Tell how many lines include the string "árboles". Answer with a single number.

■ DATA SHOWN
--- START ---

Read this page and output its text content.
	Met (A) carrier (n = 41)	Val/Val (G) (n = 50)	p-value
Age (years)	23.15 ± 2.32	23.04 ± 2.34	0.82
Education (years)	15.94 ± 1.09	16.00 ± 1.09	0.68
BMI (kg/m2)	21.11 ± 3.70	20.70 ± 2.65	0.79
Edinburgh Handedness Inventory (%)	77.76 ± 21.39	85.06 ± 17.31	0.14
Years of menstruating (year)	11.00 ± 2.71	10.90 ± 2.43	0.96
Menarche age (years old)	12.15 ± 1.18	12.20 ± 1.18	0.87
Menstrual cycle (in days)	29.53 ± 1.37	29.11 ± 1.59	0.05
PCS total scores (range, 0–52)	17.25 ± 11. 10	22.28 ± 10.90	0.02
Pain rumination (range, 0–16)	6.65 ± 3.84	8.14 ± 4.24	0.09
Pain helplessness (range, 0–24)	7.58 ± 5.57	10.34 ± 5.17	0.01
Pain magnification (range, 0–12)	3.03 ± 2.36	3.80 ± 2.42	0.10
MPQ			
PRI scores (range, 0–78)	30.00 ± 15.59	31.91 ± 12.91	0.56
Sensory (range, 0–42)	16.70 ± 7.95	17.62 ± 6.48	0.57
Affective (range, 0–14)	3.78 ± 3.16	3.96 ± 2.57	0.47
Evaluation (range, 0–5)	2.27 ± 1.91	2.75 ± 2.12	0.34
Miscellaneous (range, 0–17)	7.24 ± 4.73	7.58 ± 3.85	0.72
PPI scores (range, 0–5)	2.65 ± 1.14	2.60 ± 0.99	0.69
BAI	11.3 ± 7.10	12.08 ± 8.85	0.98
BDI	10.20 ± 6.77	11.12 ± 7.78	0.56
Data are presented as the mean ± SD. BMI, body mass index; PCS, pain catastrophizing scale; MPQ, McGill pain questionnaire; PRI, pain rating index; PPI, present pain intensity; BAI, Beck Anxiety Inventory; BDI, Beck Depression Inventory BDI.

--- END ---
--- START ---

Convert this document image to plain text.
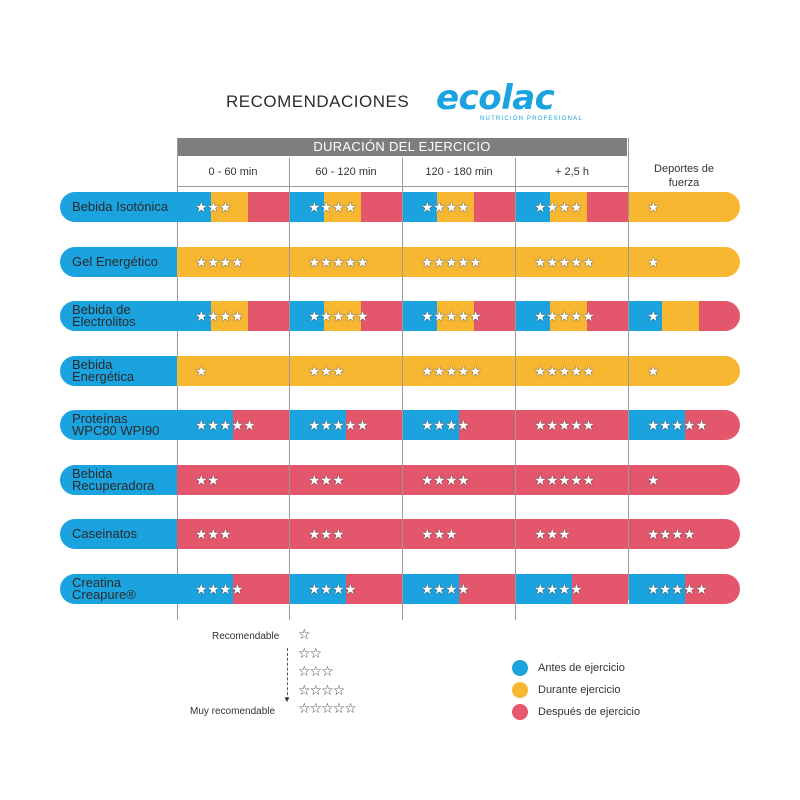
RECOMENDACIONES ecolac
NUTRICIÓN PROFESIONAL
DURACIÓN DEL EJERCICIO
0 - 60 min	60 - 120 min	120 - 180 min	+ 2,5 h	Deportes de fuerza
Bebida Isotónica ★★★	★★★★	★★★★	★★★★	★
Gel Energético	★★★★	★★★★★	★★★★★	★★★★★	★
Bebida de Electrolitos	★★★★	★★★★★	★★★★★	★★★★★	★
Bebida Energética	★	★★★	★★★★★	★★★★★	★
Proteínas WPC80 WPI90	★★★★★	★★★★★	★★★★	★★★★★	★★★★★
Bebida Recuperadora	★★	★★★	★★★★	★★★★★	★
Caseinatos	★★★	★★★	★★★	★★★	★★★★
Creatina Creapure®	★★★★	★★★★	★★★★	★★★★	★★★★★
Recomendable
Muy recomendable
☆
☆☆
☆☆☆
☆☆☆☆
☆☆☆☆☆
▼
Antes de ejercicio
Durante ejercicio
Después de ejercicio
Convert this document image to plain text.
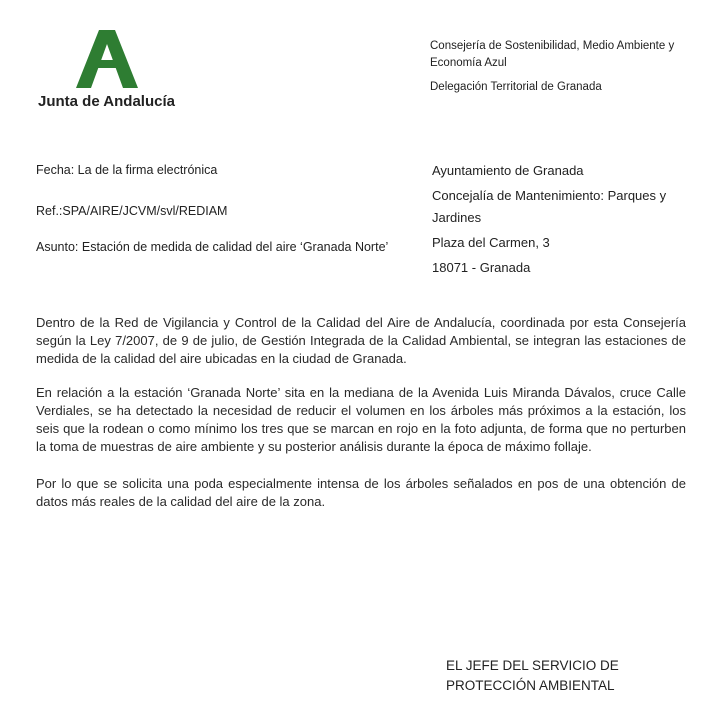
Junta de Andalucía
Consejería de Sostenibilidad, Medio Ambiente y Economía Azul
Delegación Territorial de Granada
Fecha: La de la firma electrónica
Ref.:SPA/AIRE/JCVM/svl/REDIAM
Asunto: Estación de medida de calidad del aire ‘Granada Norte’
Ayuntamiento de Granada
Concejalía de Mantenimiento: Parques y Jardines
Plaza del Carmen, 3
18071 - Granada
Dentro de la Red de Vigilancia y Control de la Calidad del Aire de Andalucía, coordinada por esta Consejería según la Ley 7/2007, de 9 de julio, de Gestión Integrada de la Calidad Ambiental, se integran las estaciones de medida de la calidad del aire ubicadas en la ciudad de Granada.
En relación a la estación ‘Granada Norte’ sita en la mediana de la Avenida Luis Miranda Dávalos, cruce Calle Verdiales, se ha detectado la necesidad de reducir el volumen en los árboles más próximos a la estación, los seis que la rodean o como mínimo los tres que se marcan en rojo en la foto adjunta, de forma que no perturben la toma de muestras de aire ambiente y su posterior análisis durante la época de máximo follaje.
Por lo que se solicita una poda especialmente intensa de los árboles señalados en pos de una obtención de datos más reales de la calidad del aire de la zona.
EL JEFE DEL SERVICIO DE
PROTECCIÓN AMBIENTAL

--- END ---
--- START ---

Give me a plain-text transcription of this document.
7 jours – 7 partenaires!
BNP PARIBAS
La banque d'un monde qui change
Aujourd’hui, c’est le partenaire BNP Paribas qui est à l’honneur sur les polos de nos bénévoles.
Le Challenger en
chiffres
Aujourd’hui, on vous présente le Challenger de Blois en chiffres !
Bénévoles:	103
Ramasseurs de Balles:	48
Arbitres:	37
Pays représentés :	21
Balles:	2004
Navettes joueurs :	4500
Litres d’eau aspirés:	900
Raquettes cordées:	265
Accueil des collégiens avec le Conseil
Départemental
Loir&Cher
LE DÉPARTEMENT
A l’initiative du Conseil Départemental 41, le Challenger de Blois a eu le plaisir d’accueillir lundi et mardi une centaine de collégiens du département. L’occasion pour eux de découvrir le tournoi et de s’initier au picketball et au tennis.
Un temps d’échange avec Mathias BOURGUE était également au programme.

--- END ---

■ RESULT
2